THINGS TO DO
A – In the mailing-list message on postal history below, how long did the Pony Express take to carry mail from Missouri to California?
B – List every occasion that the postal history message below says costly telegrams and long-distance phone calls were reserved for.
C – Write the next portion of the postal history message that follows, starting after its final sentence.

GIVEN TEXT
= = = = = = =
[meteorite-list] What a surprise! (not)

From: lebofsky at lpl.arizona.edu <lebofsky_at_meteoritecentral.com>
Date: Fri, 2 May 2008 05:04:40 -0700 (MST)
Message-ID: <63897.71.226.60.25.1209729880.squirrel_at_timber.lpl.arizona.edu>

Hi Sterling:

You forgot overnight mail; Pony Express. It took 11 days (Missouri to
California) and initially cost $5.00 for 1/2 oz. Assuming beer was 2 bits
(25 cents), that is a lot of beer!

Larry

On Thu, May 1, 2008 11:37 pm, Sterling K. Webb wrote:
> Postal Doug,
>
>
> Of course, the U.S. Mail is subsidized and
> supported by law -- it's a government service, as the National Posts of
> many nations are. I believe, as Mr. Franklin did, that governments
> exist to provide useful and necessary services for its citizens, and a
> mandate to establish a postal service was part of the Constitution, one of
> the first National Posts in the world.
>
> Originally, the price of post was prohibitive
> for the ordinary citizen. In 1792, long distance mail (450+ miles) cost 25
> cents per sheet of paper, and that 1792 "quarter" was worth many dollars in
> today's money (OK, I didn't look it up). When stamps were introduced in
> 1847,
> the cost plummeted. In 1855, you could send an entire letter of several
> sheets, in an envelope now, 3000 miles for 3 cents, a rate that persisted
> for a century.
>
> It made a single communicative entity out of a
> scattered nation. During that century, telegrams were costly and the later
> long distance phone call was too; they were reserved for deaths, births,
> wars, and occasionally true love, but you could write someone a letter
> every single day of the week for no more than the cost of a loaf of bread.
= = = = = = =
MATERIAL
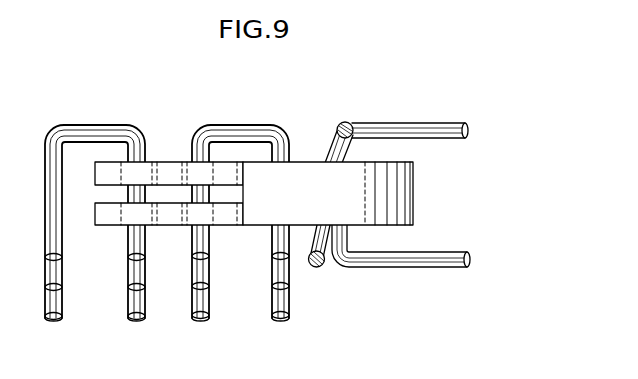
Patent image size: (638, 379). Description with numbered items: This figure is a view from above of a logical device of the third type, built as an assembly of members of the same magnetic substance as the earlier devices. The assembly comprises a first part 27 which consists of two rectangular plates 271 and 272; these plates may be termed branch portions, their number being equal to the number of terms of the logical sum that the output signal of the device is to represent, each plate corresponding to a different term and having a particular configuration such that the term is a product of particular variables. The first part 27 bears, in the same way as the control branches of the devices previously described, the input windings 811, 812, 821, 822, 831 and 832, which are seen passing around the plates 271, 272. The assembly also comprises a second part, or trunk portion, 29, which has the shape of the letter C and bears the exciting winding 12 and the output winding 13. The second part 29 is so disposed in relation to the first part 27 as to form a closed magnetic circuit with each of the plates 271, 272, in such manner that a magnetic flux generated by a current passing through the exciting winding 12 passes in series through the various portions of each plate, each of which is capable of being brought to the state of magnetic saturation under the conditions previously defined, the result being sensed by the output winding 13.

The first part 27 is at (160, 108).
The rectangular plate 271 is at (168, 225).
The rectangular plate 272 is at (168, 162).
The input winding 811 is at (127, 257).
The input winding 821 is at (127, 287).
The input winding 831 is at (127, 316).
The input winding 812 is at (272, 256).
The input winding 822 is at (272, 286).
The input winding 832 is at (272, 315).
The exciting winding 12 is at (345, 123).
The output winding 13 is at (442, 128).
The second part 29 is at (379, 116).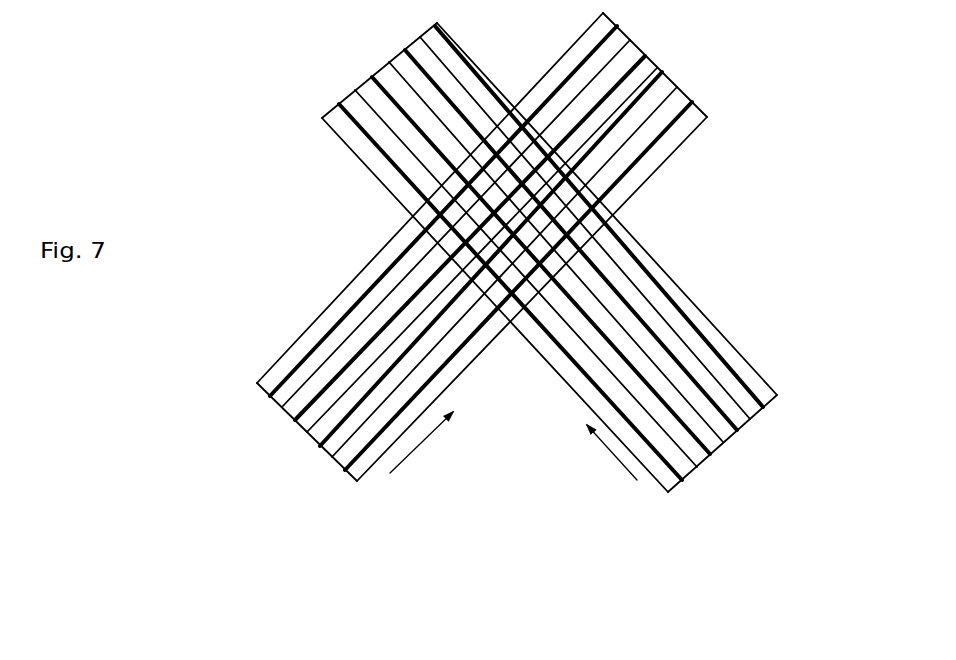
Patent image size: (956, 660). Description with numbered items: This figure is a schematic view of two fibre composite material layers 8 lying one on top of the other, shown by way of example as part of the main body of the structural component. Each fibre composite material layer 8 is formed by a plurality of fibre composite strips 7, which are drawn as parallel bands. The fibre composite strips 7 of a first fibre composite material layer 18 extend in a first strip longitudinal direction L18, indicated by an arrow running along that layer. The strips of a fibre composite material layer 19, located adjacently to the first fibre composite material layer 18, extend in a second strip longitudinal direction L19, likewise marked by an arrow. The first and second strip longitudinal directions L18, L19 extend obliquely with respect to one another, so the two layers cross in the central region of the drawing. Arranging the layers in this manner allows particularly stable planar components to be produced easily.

The fibre composite strip 7 is at (258, 383).
The fibre composite material layer 8 is at (721, 251).
The first fibre composite material layer 18 is at (278, 254).
The fibre composite material layer 19 is at (757, 311).
The first strip longitudinal direction L18 is at (405, 458).
The second strip longitudinal direction L19 is at (636, 481).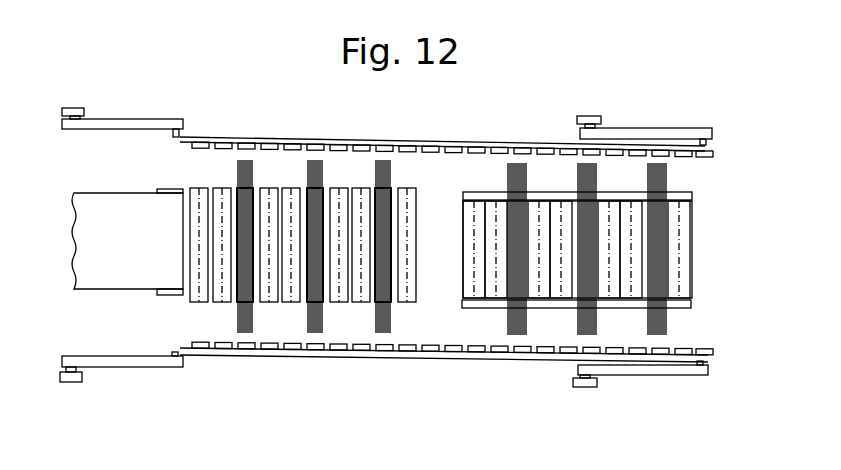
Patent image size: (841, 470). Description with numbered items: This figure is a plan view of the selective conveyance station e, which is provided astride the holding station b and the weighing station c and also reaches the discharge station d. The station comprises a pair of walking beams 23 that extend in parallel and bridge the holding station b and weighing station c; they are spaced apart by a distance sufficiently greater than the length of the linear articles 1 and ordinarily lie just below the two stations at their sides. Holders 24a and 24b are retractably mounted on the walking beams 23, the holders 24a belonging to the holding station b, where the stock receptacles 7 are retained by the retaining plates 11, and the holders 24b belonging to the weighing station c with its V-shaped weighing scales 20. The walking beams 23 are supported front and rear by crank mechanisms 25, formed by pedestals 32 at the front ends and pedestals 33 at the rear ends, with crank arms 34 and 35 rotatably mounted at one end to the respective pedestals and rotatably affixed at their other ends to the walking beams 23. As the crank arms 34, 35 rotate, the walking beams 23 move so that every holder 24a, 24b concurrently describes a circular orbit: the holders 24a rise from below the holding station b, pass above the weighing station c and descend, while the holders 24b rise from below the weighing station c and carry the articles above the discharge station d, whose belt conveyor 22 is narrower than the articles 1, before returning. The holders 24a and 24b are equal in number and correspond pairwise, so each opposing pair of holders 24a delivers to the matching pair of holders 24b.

The linear articles 1 is at (391, 323).
The stock receptacles 7 is at (465, 246).
The retaining plates 11 is at (466, 193).
The weighing scale 20 is at (421, 163).
The belt conveyor 22 is at (110, 278).
The walking beams 23 is at (421, 140).
The holders 24a is at (403, 151).
The holders 24b is at (272, 150).
The crank mechanism 25 is at (110, 117).
The pedestals 32 is at (590, 116).
The pedestals 33 is at (75, 108).
The crank arms 34 is at (650, 128).
The crank arms 35 is at (142, 119).
The holding station b is at (690, 189).
The weighing station c is at (292, 160).
The discharge station d is at (100, 190).
The selective conveyance station e is at (347, 138).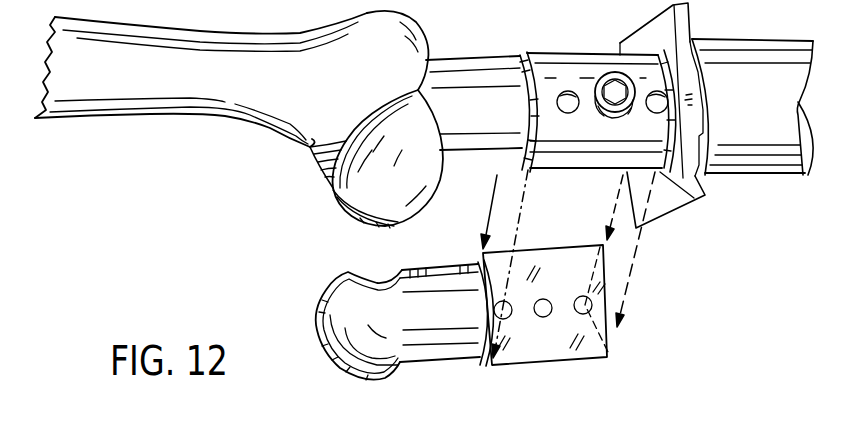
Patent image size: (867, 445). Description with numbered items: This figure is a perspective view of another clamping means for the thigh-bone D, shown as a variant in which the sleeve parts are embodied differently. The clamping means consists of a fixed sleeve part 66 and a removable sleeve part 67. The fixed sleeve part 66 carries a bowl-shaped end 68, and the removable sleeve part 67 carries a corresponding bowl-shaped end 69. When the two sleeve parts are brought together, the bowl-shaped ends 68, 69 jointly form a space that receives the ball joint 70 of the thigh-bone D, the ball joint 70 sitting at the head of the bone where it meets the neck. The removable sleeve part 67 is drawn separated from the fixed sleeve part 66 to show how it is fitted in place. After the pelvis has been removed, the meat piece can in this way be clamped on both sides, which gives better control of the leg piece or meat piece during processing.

The thigh-bone D is at (234, 57).
The fixed sleeve part 66 is at (479, 76).
The removable sleeve part 67 is at (438, 338).
The bowl-shaped end 68 is at (352, 184).
The bowl-shaped end 69 is at (340, 343).
The ball joint 70 is at (311, 147).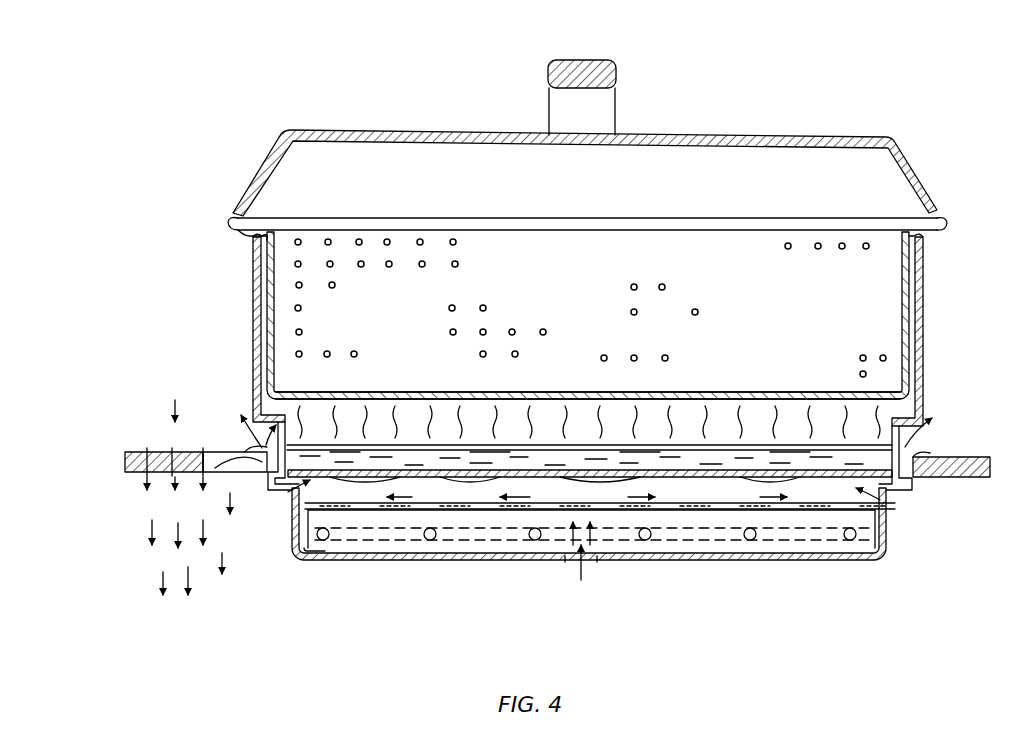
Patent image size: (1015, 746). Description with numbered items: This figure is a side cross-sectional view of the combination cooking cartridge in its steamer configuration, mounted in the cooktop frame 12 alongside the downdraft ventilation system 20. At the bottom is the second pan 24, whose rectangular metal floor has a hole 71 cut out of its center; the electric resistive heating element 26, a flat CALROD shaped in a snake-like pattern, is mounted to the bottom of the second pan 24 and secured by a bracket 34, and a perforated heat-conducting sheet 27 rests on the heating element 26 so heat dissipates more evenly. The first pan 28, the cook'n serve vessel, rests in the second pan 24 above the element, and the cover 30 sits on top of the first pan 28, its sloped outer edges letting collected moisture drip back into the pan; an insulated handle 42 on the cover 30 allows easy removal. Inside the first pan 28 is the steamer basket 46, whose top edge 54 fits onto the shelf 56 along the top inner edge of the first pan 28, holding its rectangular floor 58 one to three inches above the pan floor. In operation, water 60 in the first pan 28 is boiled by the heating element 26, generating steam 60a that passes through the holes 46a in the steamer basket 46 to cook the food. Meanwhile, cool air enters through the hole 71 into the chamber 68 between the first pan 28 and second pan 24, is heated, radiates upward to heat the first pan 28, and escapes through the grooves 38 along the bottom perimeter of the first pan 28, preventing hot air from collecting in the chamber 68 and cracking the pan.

The cooktop frame 12 is at (960, 462).
The downdraft ventilation system 20 is at (168, 510).
The second pan 24 is at (887, 545).
The heating element 26 is at (433, 540).
The sheet 27 is at (463, 510).
The first pan 28 is at (925, 358).
The cover 30 is at (862, 138).
The bracket 34 is at (317, 553).
The groove 38 is at (262, 440).
The insulated handle 42 is at (602, 59).
The steamer basket 46 is at (620, 278).
The holes 46a is at (486, 308).
The top edge 54 is at (238, 234).
The shelf 56 is at (248, 245).
The floor 58 is at (714, 393).
The water 60 is at (755, 455).
The steam 60a is at (556, 398).
The chamber 68 is at (790, 495).
The hole 71 is at (590, 560).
= = = = = = =
RESPONSES FOR EACH TASK
A – 11 days.

B – Deaths, births, wars, and occasionally true love.

C –
>
> One consideration to bear in mind about
> overseas shipments is that a single rate applies to an entire nation, even
> though Southern California to London is twice as far as Maine
> to London, whereas any part of the UK is no more distant from another than
> the ends of a state like Illinois. And all National Posts are only doing
> "half" the work when they each
> reciprocally entrust a package to the National Post of any other country.
> (The UK Royal
> Post once directed a 12-string guitar intact to
> my door from London for less money than UPS charged to damage a guitar from
> Wisconsin,
> one state away, in transit.)
>
> As for "sacred" mailboxes, they are sanctified
> by an extension of the personal privacy of the recipient; mail "delivered"
> there has become part of the "every man's home's his castle" right, and the
> prohibition against others entering it long precedes the invention of
> FedEx.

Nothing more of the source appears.